PROMPT = Skip every picture, and output exactly the lines starting at the one with "Parse this screenshot: output" and running through the last line of the material below.

SUPPLIED MATERIAL =
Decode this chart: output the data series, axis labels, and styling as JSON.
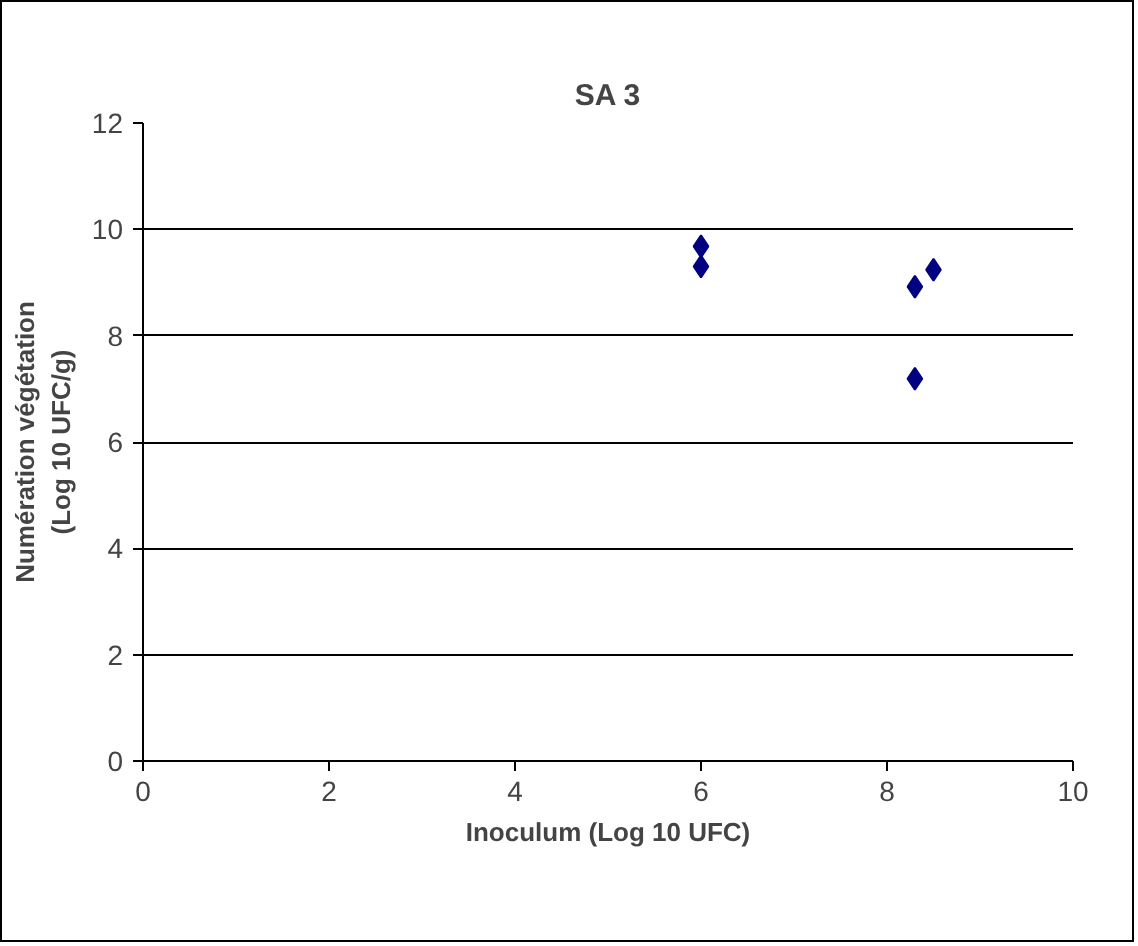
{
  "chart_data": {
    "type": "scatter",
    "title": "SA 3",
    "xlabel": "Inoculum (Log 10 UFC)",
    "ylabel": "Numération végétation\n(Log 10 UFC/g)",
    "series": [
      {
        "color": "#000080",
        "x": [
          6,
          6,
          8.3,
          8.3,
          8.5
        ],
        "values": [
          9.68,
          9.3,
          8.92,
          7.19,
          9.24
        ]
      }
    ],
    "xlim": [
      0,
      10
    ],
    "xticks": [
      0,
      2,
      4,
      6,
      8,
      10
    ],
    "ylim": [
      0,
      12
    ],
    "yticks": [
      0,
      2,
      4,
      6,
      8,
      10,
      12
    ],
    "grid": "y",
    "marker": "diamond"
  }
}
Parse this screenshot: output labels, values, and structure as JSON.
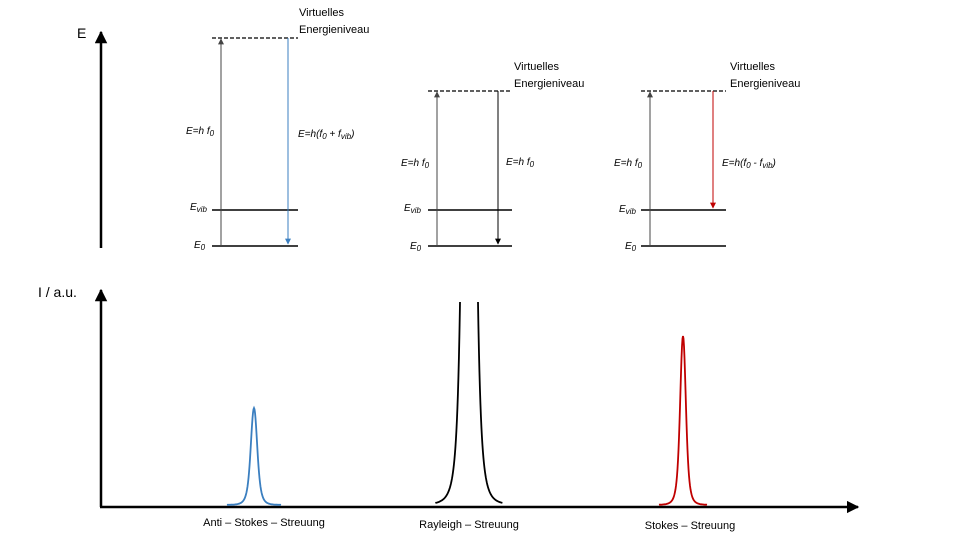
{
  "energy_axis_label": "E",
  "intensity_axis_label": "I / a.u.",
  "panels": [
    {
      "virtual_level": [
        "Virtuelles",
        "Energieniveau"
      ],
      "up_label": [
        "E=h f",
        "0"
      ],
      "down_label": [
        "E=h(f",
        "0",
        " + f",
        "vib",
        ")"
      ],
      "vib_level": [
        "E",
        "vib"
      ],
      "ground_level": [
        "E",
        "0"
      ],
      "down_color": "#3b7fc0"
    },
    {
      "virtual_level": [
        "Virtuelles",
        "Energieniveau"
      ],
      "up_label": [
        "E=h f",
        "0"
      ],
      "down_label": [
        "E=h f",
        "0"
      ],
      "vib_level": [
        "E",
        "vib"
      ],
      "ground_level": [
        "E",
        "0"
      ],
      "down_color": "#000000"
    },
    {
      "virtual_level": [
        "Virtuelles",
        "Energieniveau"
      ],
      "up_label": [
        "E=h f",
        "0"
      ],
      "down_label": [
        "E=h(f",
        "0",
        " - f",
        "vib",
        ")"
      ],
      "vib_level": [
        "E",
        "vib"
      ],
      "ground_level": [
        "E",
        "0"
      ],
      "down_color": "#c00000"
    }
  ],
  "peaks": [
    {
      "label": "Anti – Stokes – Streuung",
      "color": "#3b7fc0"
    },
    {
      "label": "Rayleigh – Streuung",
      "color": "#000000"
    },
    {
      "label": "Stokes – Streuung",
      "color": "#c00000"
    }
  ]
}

EXERCISE OUTPUT =
Parse this screenshot: output labels, values, and structure as JSON.
{
  "energy_axis_label": "E",
  "intensity_axis_label": "I / a.u.",
  "panels": [
    {
      "virtual_level": [
        "Virtuelles",
        "Energieniveau"
      ],
      "up_label": [
        "E=h f",
        "0"
      ],
      "down_label": [
        "E=h(f",
        "0",
        " + f",
        "vib",
        ")"
      ],
      "vib_level": [
        "E",
        "vib"
      ],
      "ground_level": [
        "E",
        "0"
      ],
      "down_color": "#3b7fc0"
    },
    {
      "virtual_level": [
        "Virtuelles",
        "Energieniveau"
      ],
      "up_label": [
        "E=h f",
        "0"
      ],
      "down_label": [
        "E=h f",
        "0"
      ],
      "vib_level": [
        "E",
        "vib"
      ],
      "ground_level": [
        "E",
        "0"
      ],
      "down_color": "#000000"
    },
    {
      "virtual_level": [
        "Virtuelles",
        "Energieniveau"
      ],
      "up_label": [
        "E=h f",
        "0"
      ],
      "down_label": [
        "E=h(f",
        "0",
        " - f",
        "vib",
        ")"
      ],
      "vib_level": [
        "E",
        "vib"
      ],
      "ground_level": [
        "E",
        "0"
      ],
      "down_color": "#c00000"
    }
  ],
  "peaks": [
    {
      "label": "Anti – Stokes – Streuung",
      "color": "#3b7fc0"
    },
    {
      "label": "Rayleigh – Streuung",
      "color": "#000000"
    },
    {
      "label": "Stokes – Streuung",
      "color": "#c00000"
    }
  ]
}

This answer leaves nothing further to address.